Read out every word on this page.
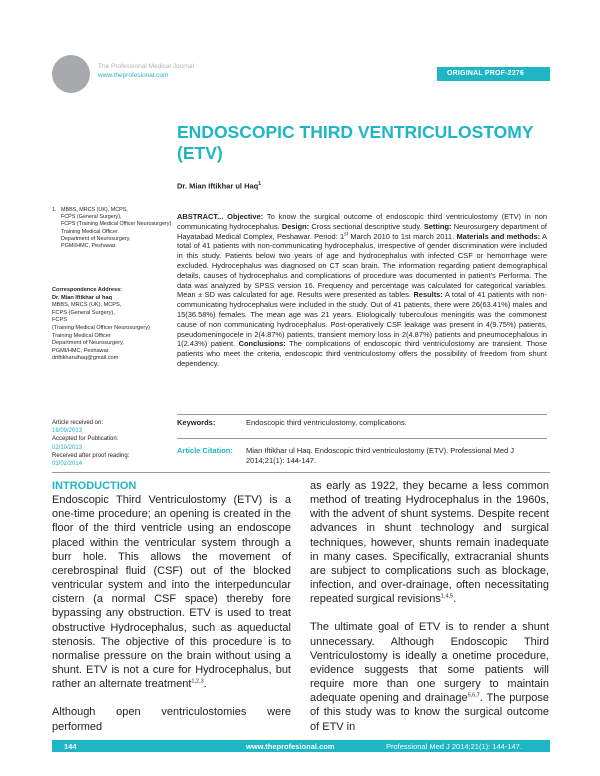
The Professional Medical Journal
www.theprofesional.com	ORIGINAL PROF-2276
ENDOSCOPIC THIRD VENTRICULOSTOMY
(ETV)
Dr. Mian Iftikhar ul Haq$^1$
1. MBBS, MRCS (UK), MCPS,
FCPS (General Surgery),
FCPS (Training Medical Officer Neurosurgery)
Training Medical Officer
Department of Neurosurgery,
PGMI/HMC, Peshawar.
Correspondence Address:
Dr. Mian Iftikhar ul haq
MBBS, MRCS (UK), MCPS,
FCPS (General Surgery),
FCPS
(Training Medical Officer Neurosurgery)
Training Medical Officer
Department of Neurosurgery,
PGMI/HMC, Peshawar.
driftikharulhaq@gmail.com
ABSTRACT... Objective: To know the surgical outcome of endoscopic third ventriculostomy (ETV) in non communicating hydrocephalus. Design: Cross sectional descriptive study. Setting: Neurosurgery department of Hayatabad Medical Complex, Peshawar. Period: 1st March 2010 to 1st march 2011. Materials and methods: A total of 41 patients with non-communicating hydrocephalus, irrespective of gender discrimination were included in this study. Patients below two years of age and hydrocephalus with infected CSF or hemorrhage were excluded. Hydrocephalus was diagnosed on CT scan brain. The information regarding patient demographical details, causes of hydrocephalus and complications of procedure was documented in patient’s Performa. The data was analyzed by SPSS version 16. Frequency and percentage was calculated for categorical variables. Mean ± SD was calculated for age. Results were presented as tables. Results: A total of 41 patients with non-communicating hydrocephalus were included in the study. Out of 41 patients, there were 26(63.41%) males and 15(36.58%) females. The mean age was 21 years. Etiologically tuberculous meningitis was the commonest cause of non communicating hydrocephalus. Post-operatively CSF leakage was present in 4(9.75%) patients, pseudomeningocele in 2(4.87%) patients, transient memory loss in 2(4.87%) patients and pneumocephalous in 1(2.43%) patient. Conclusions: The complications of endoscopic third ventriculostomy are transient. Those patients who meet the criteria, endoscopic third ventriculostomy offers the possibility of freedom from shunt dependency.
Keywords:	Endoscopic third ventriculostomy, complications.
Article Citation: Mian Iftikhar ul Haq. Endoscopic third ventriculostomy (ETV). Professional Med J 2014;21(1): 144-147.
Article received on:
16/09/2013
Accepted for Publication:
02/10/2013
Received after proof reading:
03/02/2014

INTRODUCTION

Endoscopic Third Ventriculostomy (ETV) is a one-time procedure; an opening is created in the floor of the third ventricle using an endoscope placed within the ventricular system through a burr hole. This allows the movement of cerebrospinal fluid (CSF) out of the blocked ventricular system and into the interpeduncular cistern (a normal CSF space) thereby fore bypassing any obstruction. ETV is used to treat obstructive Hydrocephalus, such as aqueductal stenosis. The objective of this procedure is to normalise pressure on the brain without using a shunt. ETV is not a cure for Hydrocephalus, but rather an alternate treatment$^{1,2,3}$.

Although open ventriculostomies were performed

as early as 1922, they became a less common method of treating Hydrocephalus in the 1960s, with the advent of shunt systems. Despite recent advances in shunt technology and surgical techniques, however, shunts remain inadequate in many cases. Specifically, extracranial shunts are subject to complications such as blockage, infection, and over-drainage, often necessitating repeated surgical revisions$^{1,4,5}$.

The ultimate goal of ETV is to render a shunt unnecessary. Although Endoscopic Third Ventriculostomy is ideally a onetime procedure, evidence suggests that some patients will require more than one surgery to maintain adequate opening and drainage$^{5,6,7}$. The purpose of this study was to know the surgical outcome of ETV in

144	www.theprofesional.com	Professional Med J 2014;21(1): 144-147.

......

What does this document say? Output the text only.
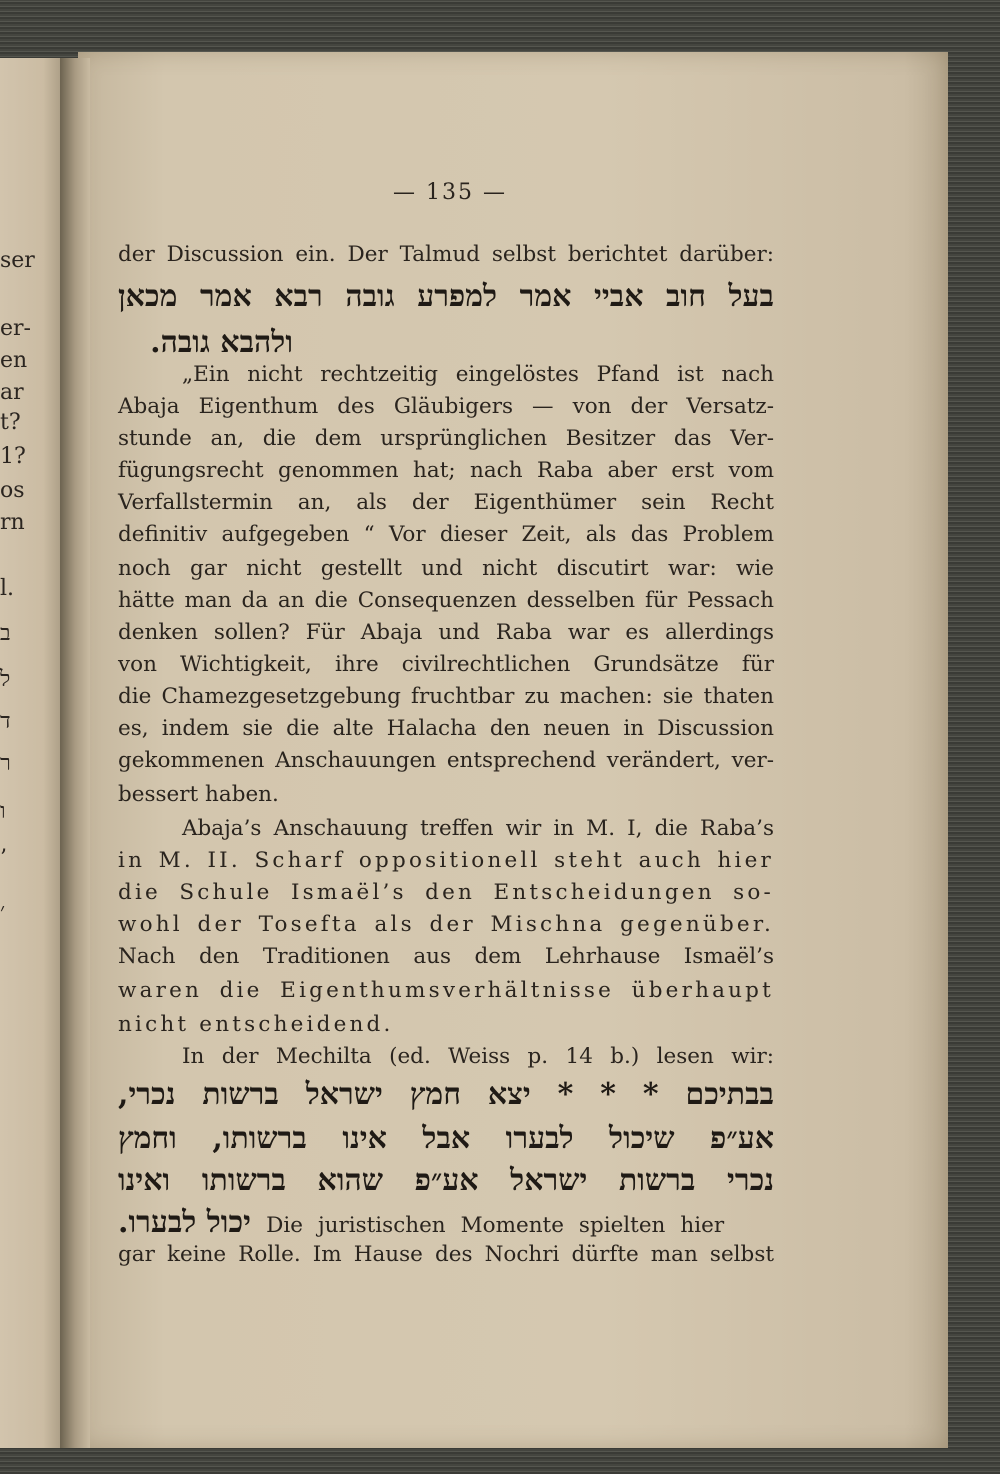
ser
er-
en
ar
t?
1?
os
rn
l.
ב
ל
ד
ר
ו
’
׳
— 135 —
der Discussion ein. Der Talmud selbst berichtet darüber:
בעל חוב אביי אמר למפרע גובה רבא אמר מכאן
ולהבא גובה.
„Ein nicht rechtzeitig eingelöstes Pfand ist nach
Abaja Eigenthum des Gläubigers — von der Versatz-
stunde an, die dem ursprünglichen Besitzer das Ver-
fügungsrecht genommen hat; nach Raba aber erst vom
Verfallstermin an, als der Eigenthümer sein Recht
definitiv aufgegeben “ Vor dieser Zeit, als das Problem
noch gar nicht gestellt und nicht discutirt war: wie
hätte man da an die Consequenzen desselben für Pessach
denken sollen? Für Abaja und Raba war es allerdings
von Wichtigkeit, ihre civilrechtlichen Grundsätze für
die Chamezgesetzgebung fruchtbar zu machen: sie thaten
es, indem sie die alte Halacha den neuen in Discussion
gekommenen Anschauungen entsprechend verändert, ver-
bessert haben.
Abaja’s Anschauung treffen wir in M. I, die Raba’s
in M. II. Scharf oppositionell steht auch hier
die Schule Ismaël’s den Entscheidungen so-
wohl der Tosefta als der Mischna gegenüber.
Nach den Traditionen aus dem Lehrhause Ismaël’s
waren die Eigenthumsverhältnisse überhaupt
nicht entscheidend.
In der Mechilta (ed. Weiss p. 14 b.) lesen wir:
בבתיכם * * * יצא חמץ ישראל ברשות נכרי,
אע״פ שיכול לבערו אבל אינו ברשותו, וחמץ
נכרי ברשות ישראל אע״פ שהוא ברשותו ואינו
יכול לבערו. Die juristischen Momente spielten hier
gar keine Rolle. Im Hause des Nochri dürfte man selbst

......

REQUIRED WORK:
A single number is the answer: the count of lines above that include the string "נכרי".

WRITTEN REPLY:
2